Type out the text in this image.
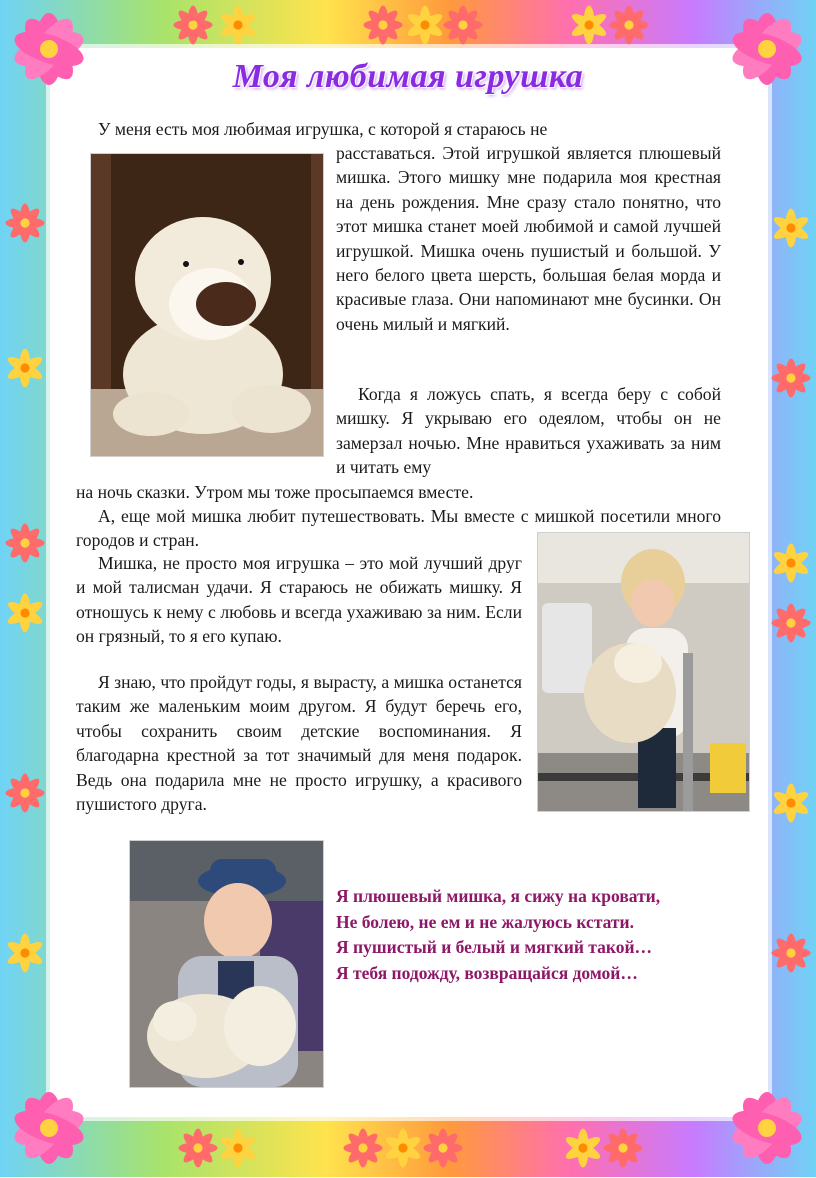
Моя любимая игрушка
У меня есть моя любимая игрушка, с которой я стараюсь не
расставаться. Этой игрушкой является плюшевый мишка. Этого мишку мне подарила моя крестная на день рождения. Мне сразу стало понятно, что этот мишка станет моей любимой и самой лучшей игрушкой. Мишка очень пушистый и большой. У него белого цвета шерсть, большая белая морда и красивые глаза. Они напоминают мне бусинки. Он очень милый и мягкий.
Когда я ложусь спать, я всегда беру с собой мишку. Я укрываю его одеялом, чтобы он не замерзал ночью. Мне нравиться ухаживать за ним и читать ему
на ночь сказки. Утром мы тоже просыпаемся вместе.
А, еще мой мишка любит путешествовать. Мы вместе с мишкой посетили много городов и стран.
Мишка, не просто моя игрушка – это мой лучший друг и мой талисман удачи. Я стараюсь не обижать мишку. Я отношусь к нему с любовь и всегда ухаживаю за ним. Если он грязный, то я его купаю.
Я знаю, что пройдут годы, я вырасту, а мишка останется таким же маленьким моим другом. Я будут беречь его, чтобы сохранить своим детские воспоминания. Я благодарна крестной за тот значимый для меня подарок. Ведь она подарила мне не просто игрушку, а красивого пушистого друга.
Я плюшевый мишка, я сижу на кровати,
Не болею, не ем и не жалуюсь кстати.
Я пушистый и белый и мягкий такой…
Я тебя подожду, возвращайся домой…
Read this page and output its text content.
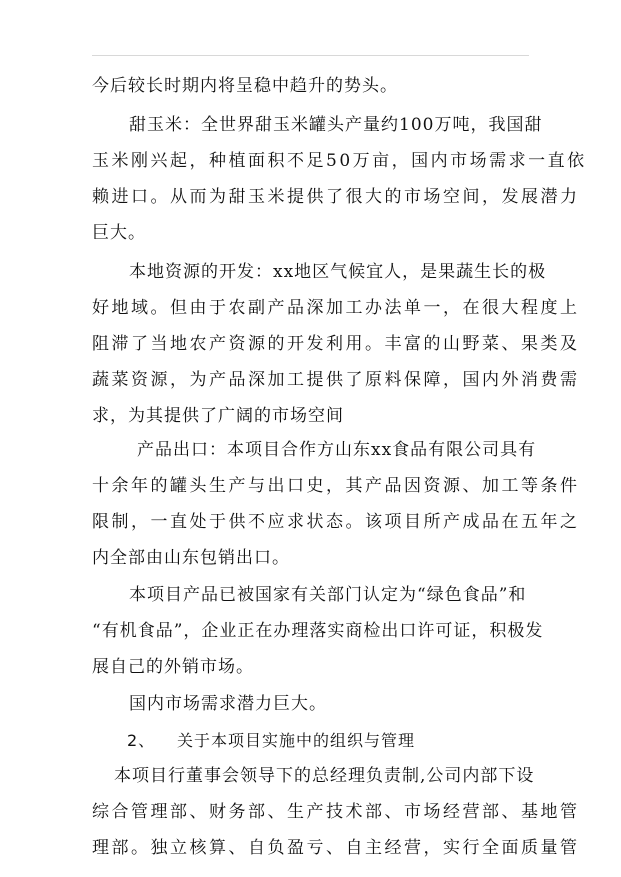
今后较长时期内将呈稳中趋升的势头。

甜玉米：全世界甜玉米罐头产量约100万吨，我国甜

玉米刚兴起，种植面积不足50万亩，国内市场需求一直依

赖进口。从而为甜玉米提供了很大的市场空间，发展潜力

巨大。

本地资源的开发：xx地区气候宜人，是果蔬生长的极

好地域。但由于农副产品深加工办法单一，在很大程度上

阻滞了当地农产资源的开发利用。丰富的山野菜、果类及

蔬菜资源，为产品深加工提供了原料保障，国内外消费需

求，为其提供了广阔的市场空间

产品出口：本项目合作方山东xx食品有限公司具有

十余年的罐头生产与出口史，其产品因资源、加工等条件

限制，一直处于供不应求状态。该项目所产成品在五年之

内全部由山东包销出口。

本项目产品已被国家有关部门认定为“绿色食品”和

“有机食品”，企业正在办理落实商检出口许可证，积极发

展自己的外销市场。

国内市场需求潜力巨大。

2、 关于本项目实施中的组织与管理

本项目行董事会领导下的总经理负责制,公司内部下设

综合管理部、财务部、生产技术部、市场经营部、基地管

理部。独立核算、自负盈亏、自主经营，实行全面质量管
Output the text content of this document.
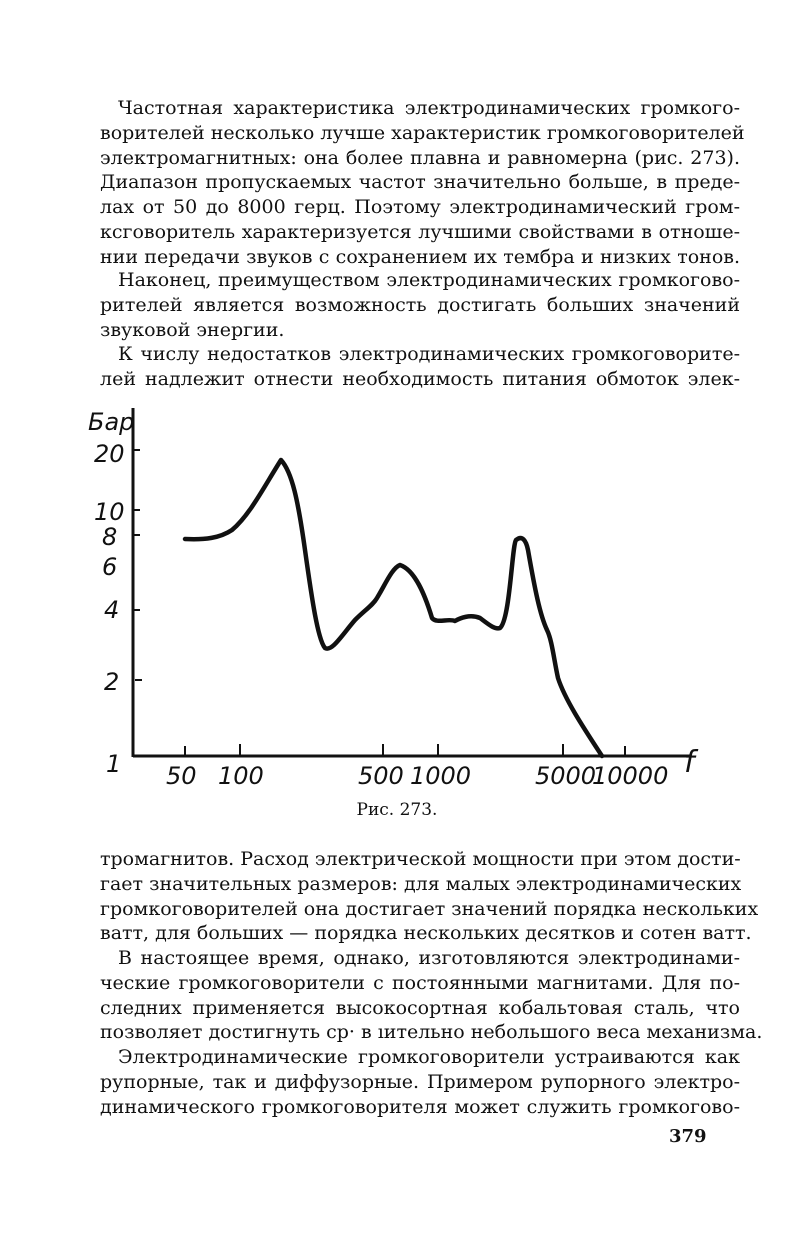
Частотная характеристика электродинамических громкого-
ворителей несколько лучше характеристик громкоговорителей
электромагнитных: она более плавна и равномерна (рис. 273).
Диапазон пропускаемых частот значительно больше, в преде-
лах от 50 до 8000 герц. Поэтому электродинамический гром-
ксговоритель характеризуется лучшими свойствами в отноше-
нии передачи звуков с сохранением их тембра и низких тонов.
Наконец, преимуществом электродинамических громкогово-
рителей является возможность достигать больших значений
звуковой энергии.
К числу недостатков электродинамических громкоговорите-
лей надлежит отнести необходимость питания обмоток элек-
Бар
20
10
8
6
4
2
1 50 100	500 1000	5000
10000 f
Рис. 273.
тромагнитов. Расход электрической мощности при этом дости-
гает значительных размеров: для малых электродинамических
громкоговорителей она достигает значений порядка нескольких
ватт, для больших — порядка нескольких десятков и сотен ватт.
В настоящее время, однако, изготовляются электродинами-
ческие громкоговорители с постоянными магнитами. Для по-
следних применяется высокосортная кобальтовая сталь, что
позволяет достигнуть ср· в ıительно небольшого веса механизма.
Электродинамические громкоговорители устраиваются как
рупорные, так и диффузорные. Примером рупорного электро-
динамического громкоговорителя может служить громкогово-
379
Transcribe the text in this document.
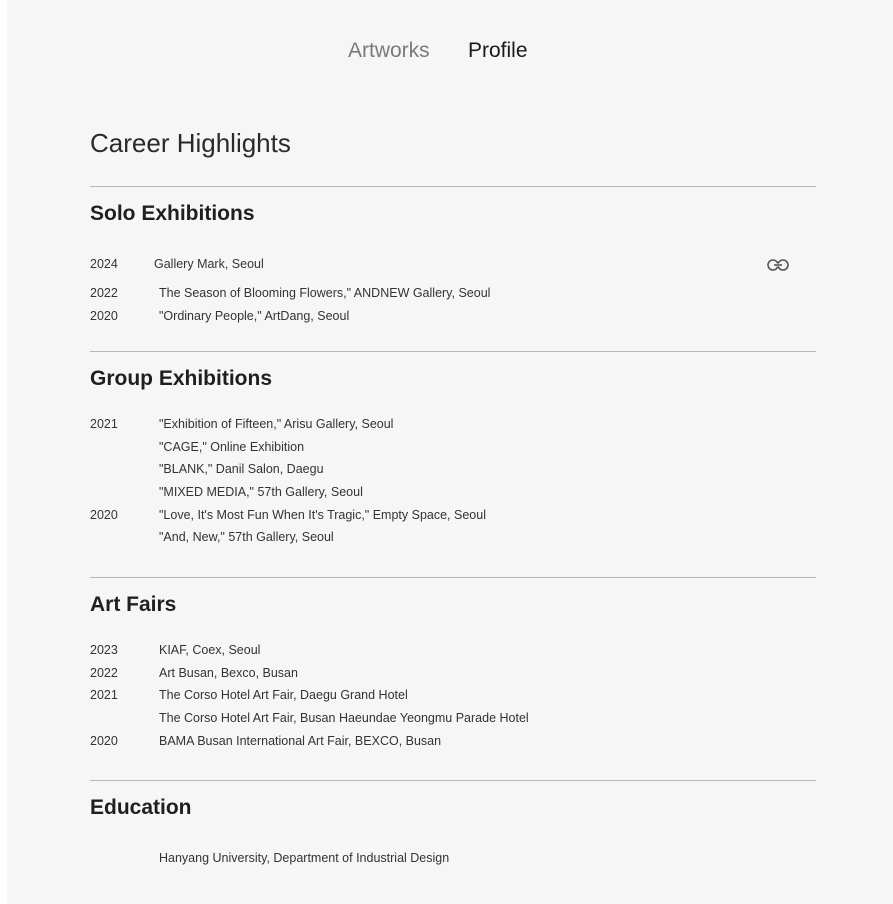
Artworks Profile
Career Highlights
Solo Exhibitions
2024	Gallery Mark, Seoul
2022	The Season of Blooming Flowers," ANDNEW Gallery, Seoul
2020	"Ordinary People," ArtDang, Seoul
Group Exhibitions
2021	"Exhibition of Fifteen," Arisu Gallery, Seoul
"CAGE," Online Exhibition
"BLANK," Danil Salon, Daegu
"MIXED MEDIA," 57th Gallery, Seoul
2020	"Love, It's Most Fun When It's Tragic," Empty Space, Seoul
"And, New," 57th Gallery, Seoul
Art Fairs
2023	KIAF, Coex, Seoul
2022	Art Busan, Bexco, Busan
2021	The Corso Hotel Art Fair, Daegu Grand Hotel
The Corso Hotel Art Fair, Busan Haeundae Yeongmu Parade Hotel
2020	BAMA Busan International Art Fair, BEXCO, Busan
Education
Hanyang University, Department of Industrial Design
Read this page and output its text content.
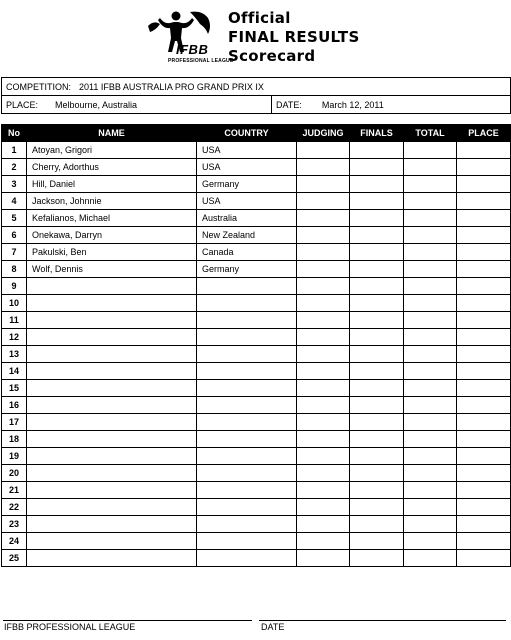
IFBB
PROFESSIONAL LEAGUE
Official
FINAL RESULTS
Scorecard
COMPETITION: 2011 IFBB AUSTRALIA PRO GRAND PRIX IX
PLACE: Melbourne, Australia	DATE: March 12, 2011
No	NAME	COUNTRY	JUDGING	FINALS	TOTAL	PLACE
1	Atoyan, Grigori	USA				
2	Cherry, Adorthus	USA				
3	Hill, Daniel	Germany				
4	Jackson, Johnnie	USA				
5	Kefalianos, Michael	Australia				
6	Onekawa, Darryn	New Zealand				
7	Pakulski, Ben	Canada				
8	Wolf, Dennis	Germany				
9						
10						
11						
12						
13						
14						
15						
16						
17						
18						
19						
20						
21						
22						
23						
24						
25						
IFBB PROFESSIONAL LEAGUE	DATE
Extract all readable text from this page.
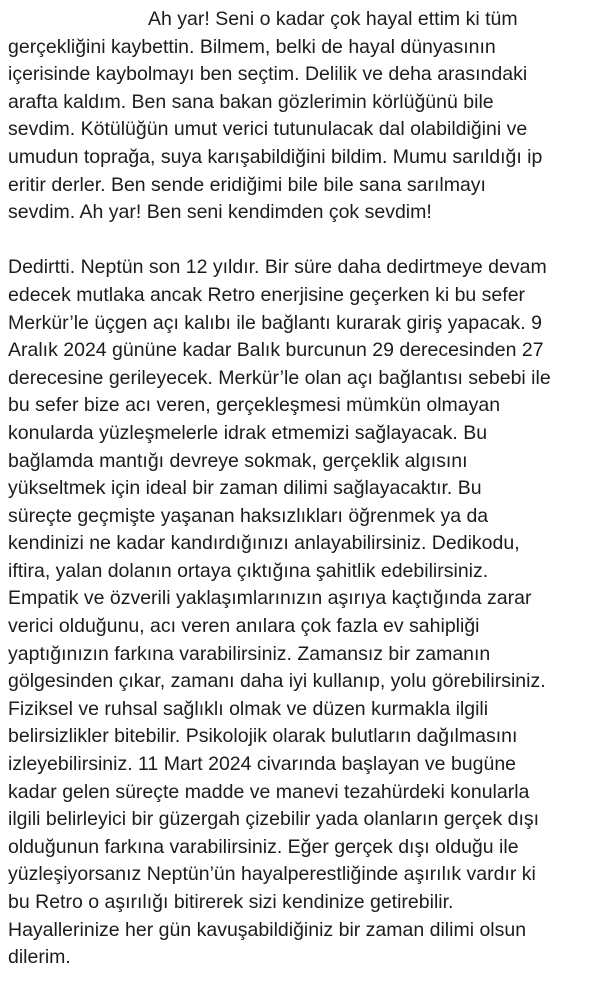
Ah yar! Seni o kadar çok hayal ettim ki tüm
gerçekliğini kaybettin. Bilmem, belki de hayal dünyasının
içerisinde kaybolmayı ben seçtim. Delilik ve deha arasındaki
arafta kaldım. Ben sana bakan gözlerimin körlüğünü bile
sevdim. Kötülüğün umut verici tutunulacak dal olabildiğini ve
umudun toprağa, suya karışabildiğini bildim. Mumu sarıldığı ip
eritir derler. Ben sende eridiğimi bile bile sana sarılmayı
sevdim. Ah yar! Ben seni kendimden çok sevdim!
Dedirtti. Neptün son 12 yıldır. Bir süre daha dedirtmeye devam
edecek mutlaka ancak Retro enerjisine geçerken ki bu sefer
Merkür’le üçgen açı kalıbı ile bağlantı kurarak giriş yapacak. 9
Aralık 2024 gününe kadar Balık burcunun 29 derecesinden 27
derecesine gerileyecek. Merkür’le olan açı bağlantısı sebebi ile
bu sefer bize acı veren, gerçekleşmesi mümkün olmayan
konularda yüzleşmelerle idrak etmemizi sağlayacak. Bu
bağlamda mantığı devreye sokmak, gerçeklik algısını
yükseltmek için ideal bir zaman dilimi sağlayacaktır. Bu
süreçte geçmişte yaşanan haksızlıkları öğrenmek ya da
kendinizi ne kadar kandırdığınızı anlayabilirsiniz. Dedikodu,
iftira, yalan dolanın ortaya çıktığına şahitlik edebilirsiniz.
Empatik ve özverili yaklaşımlarınızın aşırıya kaçtığında zarar
verici olduğunu, acı veren anılara çok fazla ev sahipliği
yaptığınızın farkına varabilirsiniz. Zamansız bir zamanın
gölgesinden çıkar, zamanı daha iyi kullanıp, yolu görebilirsiniz.
Fiziksel ve ruhsal sağlıklı olmak ve düzen kurmakla ilgili
belirsizlikler bitebilir. Psikolojik olarak bulutların dağılmasını
izleyebilirsiniz. 11 Mart 2024 civarında başlayan ve bugüne
kadar gelen süreçte madde ve manevi tezahürdeki konularla
ilgili belirleyici bir güzergah çizebilir yada olanların gerçek dışı
olduğunun farkına varabilirsiniz. Eğer gerçek dışı olduğu ile
yüzleşiyorsanız Neptün’ün hayalperestliğinde aşırılık vardır ki
bu Retro o aşırılığı bitirerek sizi kendinize getirebilir.
Hayallerinize her gün kavuşabildiğiniz bir zaman dilimi olsun
dilerim.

Problem:
Show every line from the entries above in which "Retro" appears.

Task answer:
edecek mutlaka ancak Retro enerjisine geçerken ki bu sefer
bu Retro o aşırılığı bitirerek sizi kendinize getirebilir.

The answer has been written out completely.